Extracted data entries
>> Start

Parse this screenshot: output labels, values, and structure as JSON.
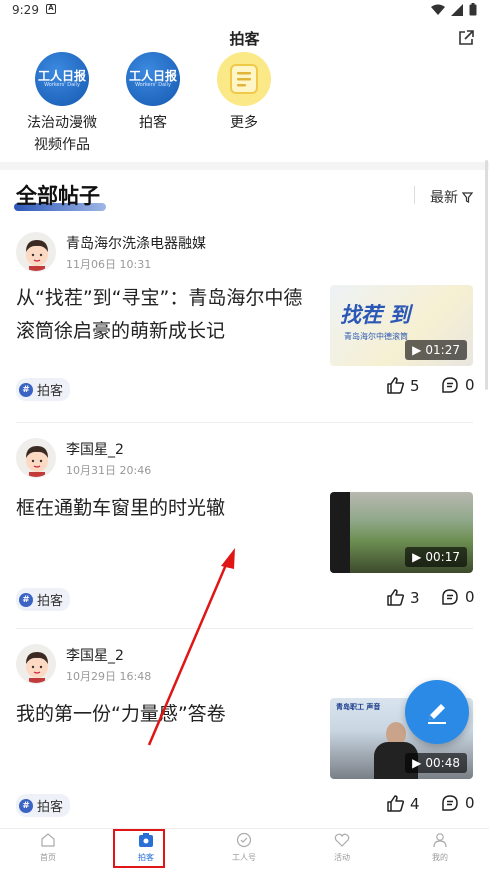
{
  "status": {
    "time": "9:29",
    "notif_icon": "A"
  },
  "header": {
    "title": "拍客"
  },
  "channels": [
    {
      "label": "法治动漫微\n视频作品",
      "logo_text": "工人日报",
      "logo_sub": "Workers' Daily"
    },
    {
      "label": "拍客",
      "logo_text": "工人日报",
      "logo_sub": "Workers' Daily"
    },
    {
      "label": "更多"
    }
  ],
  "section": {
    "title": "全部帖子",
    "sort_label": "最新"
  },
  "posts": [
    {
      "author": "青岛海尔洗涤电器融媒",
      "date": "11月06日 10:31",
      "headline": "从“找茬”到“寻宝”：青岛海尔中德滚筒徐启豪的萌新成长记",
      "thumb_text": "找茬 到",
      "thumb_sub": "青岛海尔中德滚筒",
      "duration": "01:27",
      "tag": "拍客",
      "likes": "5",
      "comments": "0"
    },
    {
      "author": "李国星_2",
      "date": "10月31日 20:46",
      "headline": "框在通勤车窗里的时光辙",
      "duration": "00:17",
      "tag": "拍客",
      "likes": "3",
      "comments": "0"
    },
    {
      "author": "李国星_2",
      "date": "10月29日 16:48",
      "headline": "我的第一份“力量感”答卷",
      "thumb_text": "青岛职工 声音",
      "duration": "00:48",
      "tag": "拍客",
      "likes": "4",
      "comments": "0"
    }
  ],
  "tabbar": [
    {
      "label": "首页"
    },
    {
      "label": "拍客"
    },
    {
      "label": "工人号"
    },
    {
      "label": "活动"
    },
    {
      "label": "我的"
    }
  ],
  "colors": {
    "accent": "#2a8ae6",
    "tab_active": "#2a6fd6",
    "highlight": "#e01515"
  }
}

>> End

INSTRUCTION => Return the entries unchanged, save for the pictures, which do not belong in the copy.

PROBLEM SOLUTION =>
Parse this screenshot: output labels, values, and structure as JSON.
{
  "status": {
    "time": "9:29",
    "notif_icon": "A"
  },
  "header": {
    "title": "拍客"
  },
  "channels": [
    {
      "label": "法治动漫微\n视频作品",
      "logo_text": "工人日报",
      "logo_sub": "Workers' Daily"
    },
    {
      "label": "拍客",
      "logo_text": "工人日报",
      "logo_sub": "Workers' Daily"
    },
    {
      "label": "更多"
    }
  ],
  "section": {
    "title": "全部帖子",
    "sort_label": "最新"
  },
  "posts": [
    {
      "author": "青岛海尔洗涤电器融媒",
      "date": "11月06日 10:31",
      "headline": "从“找茬”到“寻宝”：青岛海尔中德滚筒徐启豪的萌新成长记",
      "thumb_text": "找茬 到",
      "thumb_sub": "青岛海尔中德滚筒",
      "duration": "01:27",
      "tag": "拍客",
      "likes": "5",
      "comments": "0"
    },
    {
      "author": "李国星_2",
      "date": "10月31日 20:46",
      "headline": "框在通勤车窗里的时光辙",
      "duration": "00:17",
      "tag": "拍客",
      "likes": "3",
      "comments": "0"
    },
    {
      "author": "李国星_2",
      "date": "10月29日 16:48",
      "headline": "我的第一份“力量感”答卷",
      "thumb_text": "青岛职工 声音",
      "duration": "00:48",
      "tag": "拍客",
      "likes": "4",
      "comments": "0"
    }
  ],
  "tabbar": [
    {
      "label": "首页"
    },
    {
      "label": "拍客"
    },
    {
      "label": "工人号"
    },
    {
      "label": "活动"
    },
    {
      "label": "我的"
    }
  ],
  "colors": {
    "accent": "#2a8ae6",
    "tab_active": "#2a6fd6",
    "highlight": "#e01515"
  }
}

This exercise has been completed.